Problem requirements:
Show each line of the data below that has the string "image" in it.

Provided data:
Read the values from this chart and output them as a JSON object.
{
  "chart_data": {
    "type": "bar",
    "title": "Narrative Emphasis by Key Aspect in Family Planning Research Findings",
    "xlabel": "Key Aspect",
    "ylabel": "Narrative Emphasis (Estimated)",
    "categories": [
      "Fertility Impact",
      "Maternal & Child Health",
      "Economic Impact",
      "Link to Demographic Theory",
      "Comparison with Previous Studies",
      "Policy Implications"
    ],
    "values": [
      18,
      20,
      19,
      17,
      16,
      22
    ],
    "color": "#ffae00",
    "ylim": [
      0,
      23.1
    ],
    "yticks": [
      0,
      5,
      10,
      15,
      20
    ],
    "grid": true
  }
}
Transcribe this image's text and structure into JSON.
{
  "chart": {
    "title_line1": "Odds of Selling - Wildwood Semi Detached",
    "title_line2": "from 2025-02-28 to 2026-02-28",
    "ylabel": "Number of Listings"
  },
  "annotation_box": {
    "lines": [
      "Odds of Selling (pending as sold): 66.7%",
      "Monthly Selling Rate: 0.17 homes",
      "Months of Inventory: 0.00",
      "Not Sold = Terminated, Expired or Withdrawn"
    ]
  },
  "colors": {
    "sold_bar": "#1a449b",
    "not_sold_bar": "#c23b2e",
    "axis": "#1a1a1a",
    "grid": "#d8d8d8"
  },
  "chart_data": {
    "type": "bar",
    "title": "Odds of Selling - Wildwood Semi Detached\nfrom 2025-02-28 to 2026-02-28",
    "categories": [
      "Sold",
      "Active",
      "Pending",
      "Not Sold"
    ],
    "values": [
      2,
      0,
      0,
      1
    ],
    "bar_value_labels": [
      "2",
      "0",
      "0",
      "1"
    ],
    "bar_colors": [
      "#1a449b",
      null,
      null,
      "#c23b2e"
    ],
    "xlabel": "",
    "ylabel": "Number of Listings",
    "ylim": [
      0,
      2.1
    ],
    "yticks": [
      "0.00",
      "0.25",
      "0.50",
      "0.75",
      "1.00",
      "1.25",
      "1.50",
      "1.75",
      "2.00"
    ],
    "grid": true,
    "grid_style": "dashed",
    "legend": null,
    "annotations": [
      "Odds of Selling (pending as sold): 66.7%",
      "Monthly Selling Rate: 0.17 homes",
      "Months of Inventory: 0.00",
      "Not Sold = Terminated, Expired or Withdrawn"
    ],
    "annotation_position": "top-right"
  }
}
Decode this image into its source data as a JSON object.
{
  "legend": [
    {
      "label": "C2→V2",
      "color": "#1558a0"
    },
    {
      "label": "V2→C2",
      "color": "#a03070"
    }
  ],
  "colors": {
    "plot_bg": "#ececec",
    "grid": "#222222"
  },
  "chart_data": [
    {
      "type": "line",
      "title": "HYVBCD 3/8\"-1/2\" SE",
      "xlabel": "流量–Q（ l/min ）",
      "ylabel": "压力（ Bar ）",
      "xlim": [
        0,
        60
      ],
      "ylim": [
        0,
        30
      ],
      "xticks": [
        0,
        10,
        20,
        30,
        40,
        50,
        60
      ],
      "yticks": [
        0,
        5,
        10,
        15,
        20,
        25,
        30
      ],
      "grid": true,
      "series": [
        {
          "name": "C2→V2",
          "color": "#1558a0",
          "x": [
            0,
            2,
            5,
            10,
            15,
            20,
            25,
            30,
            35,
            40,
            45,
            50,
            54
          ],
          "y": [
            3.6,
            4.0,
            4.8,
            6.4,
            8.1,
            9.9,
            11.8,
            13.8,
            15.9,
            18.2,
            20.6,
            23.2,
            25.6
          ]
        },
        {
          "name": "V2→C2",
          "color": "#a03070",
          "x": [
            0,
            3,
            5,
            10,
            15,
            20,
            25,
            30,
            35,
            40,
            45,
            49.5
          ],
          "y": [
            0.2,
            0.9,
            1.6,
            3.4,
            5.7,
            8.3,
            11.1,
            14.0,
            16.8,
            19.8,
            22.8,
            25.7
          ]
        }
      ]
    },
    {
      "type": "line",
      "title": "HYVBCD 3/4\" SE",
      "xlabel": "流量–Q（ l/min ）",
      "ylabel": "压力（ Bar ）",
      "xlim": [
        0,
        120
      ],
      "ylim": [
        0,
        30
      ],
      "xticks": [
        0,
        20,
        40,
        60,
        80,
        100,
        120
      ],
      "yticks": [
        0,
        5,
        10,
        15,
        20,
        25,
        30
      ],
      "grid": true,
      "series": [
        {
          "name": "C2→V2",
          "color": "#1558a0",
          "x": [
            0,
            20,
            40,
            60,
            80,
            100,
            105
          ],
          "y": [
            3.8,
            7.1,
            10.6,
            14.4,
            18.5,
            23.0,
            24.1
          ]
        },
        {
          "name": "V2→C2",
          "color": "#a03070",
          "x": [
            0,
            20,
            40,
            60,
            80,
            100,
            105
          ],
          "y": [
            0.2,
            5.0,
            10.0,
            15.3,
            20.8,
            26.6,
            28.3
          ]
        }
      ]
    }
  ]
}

Right answer:
Transcribe this image's text and structure into JSON.
Decode this image into its source data as a JSON object.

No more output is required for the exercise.